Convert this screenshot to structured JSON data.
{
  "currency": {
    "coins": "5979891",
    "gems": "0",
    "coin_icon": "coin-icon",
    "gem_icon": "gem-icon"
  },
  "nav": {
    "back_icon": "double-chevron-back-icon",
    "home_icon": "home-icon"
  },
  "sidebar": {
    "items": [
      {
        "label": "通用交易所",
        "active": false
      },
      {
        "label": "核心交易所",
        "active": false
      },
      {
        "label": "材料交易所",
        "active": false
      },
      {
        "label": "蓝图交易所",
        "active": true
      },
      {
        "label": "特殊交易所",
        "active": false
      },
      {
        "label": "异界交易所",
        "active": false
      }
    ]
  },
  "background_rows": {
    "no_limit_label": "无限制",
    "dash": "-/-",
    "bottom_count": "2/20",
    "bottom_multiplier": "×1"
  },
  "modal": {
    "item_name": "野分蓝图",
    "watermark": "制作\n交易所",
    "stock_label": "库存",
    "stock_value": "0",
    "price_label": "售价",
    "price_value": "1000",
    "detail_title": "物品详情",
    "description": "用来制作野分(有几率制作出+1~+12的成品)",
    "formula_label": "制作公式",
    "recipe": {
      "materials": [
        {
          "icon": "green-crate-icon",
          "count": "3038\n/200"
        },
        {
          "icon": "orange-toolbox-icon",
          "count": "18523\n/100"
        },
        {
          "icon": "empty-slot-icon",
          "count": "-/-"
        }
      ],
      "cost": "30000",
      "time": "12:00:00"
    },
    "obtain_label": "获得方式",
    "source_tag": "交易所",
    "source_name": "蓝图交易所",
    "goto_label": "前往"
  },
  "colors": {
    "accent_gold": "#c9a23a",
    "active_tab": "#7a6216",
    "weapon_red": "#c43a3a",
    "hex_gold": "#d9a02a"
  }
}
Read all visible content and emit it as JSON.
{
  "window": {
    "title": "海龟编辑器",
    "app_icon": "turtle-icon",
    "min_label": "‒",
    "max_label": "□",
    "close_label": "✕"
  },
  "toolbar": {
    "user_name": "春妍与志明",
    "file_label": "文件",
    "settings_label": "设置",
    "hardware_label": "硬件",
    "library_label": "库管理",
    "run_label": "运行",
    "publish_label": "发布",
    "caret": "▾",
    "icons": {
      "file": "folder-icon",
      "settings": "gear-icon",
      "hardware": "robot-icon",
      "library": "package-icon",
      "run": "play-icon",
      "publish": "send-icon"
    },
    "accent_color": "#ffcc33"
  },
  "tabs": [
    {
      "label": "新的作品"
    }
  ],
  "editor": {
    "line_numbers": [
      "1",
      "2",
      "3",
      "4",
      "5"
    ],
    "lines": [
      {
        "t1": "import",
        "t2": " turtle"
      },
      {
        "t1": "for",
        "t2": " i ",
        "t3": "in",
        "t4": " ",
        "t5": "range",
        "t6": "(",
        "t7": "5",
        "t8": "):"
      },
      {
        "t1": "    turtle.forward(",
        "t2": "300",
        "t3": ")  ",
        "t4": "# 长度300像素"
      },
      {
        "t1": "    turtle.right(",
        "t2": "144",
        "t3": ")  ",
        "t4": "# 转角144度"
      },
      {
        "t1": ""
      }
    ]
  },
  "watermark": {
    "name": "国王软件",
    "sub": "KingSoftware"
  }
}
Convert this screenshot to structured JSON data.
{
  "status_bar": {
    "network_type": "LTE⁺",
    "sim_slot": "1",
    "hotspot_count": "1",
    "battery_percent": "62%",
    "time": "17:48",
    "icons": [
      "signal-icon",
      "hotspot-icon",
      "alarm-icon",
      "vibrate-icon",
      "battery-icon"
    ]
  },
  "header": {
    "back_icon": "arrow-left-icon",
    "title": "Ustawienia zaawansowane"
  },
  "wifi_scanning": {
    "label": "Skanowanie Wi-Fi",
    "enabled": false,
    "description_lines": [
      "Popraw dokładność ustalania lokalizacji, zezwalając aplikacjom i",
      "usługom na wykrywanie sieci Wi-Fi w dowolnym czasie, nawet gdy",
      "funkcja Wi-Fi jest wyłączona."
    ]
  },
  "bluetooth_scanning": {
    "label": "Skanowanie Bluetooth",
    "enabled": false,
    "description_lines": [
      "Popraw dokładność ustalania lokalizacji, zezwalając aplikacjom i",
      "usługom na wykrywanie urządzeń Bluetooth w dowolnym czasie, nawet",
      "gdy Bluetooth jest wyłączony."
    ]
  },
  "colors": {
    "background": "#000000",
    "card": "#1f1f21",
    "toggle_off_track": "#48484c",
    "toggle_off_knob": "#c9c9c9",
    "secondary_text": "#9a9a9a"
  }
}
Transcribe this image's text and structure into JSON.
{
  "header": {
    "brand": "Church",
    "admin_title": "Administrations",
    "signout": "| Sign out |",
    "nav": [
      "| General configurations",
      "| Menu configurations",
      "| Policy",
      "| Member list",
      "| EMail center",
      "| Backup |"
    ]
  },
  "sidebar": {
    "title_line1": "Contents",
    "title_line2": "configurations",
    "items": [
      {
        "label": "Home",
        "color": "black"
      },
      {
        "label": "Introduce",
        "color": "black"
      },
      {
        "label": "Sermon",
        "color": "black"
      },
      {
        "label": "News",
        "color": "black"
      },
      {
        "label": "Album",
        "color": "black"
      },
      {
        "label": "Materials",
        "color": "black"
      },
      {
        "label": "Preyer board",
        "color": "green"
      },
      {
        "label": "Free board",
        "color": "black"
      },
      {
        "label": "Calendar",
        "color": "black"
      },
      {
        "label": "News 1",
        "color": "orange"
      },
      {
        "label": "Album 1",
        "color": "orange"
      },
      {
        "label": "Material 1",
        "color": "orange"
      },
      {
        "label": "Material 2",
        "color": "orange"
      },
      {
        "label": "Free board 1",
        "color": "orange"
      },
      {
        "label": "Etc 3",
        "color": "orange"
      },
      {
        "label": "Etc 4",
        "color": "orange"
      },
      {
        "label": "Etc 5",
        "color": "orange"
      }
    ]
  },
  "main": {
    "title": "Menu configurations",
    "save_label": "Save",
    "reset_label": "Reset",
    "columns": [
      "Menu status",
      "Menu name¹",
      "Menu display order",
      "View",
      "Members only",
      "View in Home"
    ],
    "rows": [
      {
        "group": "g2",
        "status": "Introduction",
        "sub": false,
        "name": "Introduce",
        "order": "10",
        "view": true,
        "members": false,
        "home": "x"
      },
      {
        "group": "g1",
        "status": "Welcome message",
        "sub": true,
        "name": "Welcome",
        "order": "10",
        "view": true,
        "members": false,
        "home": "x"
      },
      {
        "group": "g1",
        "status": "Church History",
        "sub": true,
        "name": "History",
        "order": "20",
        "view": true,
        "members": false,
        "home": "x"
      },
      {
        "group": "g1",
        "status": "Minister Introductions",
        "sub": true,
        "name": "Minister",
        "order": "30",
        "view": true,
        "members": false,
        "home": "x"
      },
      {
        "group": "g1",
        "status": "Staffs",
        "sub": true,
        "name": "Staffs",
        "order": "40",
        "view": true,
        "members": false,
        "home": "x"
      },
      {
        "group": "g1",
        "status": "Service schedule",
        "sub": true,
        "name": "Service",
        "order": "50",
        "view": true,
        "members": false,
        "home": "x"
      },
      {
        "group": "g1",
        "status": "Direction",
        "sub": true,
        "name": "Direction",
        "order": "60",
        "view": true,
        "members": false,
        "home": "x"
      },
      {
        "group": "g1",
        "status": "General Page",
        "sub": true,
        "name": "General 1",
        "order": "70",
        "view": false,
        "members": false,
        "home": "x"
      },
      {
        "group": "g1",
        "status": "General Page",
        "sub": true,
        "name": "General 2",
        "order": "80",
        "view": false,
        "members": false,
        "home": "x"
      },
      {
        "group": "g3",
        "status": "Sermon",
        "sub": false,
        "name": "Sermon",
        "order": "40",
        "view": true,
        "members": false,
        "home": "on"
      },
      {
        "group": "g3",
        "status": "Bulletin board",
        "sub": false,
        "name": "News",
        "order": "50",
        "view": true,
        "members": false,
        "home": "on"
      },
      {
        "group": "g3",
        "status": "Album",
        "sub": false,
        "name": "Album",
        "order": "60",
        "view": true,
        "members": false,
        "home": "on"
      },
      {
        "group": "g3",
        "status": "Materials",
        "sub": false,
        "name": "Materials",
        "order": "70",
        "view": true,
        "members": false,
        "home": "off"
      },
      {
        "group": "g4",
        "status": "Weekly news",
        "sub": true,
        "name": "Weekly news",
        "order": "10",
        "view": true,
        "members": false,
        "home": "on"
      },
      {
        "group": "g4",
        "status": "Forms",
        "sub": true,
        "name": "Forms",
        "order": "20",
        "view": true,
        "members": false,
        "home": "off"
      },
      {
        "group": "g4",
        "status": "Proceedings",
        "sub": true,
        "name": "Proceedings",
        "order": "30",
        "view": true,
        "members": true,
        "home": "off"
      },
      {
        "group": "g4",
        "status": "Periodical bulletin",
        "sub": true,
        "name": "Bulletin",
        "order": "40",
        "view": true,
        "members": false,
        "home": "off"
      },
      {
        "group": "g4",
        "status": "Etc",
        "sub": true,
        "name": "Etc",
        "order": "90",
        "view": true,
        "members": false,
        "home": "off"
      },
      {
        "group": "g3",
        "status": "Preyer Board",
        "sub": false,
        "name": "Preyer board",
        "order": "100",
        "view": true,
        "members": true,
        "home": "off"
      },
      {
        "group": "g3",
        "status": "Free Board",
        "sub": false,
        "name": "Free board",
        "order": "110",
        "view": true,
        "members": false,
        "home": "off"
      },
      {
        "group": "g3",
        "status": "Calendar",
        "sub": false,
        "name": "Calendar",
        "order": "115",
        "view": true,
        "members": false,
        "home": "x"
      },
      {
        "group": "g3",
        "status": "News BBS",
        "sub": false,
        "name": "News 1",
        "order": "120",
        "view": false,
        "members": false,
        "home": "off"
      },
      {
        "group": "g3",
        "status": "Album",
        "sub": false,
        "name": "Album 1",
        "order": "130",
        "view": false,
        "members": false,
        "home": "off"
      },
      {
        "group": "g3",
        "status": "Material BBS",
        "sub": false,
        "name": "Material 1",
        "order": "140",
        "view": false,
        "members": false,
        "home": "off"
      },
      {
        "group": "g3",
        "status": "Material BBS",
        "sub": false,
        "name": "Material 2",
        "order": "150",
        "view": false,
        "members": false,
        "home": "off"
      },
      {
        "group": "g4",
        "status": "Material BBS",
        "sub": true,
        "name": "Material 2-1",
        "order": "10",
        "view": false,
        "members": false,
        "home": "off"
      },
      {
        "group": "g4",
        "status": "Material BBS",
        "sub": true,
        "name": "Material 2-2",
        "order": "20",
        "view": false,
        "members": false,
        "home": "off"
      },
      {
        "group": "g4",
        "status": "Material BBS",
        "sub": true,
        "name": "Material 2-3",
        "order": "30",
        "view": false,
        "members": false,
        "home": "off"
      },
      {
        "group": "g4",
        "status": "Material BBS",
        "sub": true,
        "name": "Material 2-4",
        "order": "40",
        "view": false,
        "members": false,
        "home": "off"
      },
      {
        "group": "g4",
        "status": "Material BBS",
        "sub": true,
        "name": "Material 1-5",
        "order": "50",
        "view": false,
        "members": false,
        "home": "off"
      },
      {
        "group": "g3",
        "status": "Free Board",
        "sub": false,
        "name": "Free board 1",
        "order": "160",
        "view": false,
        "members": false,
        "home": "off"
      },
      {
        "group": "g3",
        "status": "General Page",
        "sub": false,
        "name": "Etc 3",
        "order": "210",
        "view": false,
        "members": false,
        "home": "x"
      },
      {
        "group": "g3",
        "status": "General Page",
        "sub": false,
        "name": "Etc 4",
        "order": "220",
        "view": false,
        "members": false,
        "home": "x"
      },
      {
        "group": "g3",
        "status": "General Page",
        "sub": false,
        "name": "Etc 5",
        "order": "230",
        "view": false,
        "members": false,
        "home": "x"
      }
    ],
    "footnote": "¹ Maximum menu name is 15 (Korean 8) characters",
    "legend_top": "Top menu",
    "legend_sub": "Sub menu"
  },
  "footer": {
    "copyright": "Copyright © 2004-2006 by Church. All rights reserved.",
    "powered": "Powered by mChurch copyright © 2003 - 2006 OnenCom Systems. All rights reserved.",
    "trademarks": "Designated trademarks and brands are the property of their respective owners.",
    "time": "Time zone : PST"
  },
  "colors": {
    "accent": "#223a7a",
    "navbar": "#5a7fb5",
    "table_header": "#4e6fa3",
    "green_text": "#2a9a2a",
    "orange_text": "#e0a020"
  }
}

* * * * * * *

■ **Stated task**
Of the lines in this listing, how many contain "Sermon"? Reply with the number and nothing more.

■ **Answer in full**
3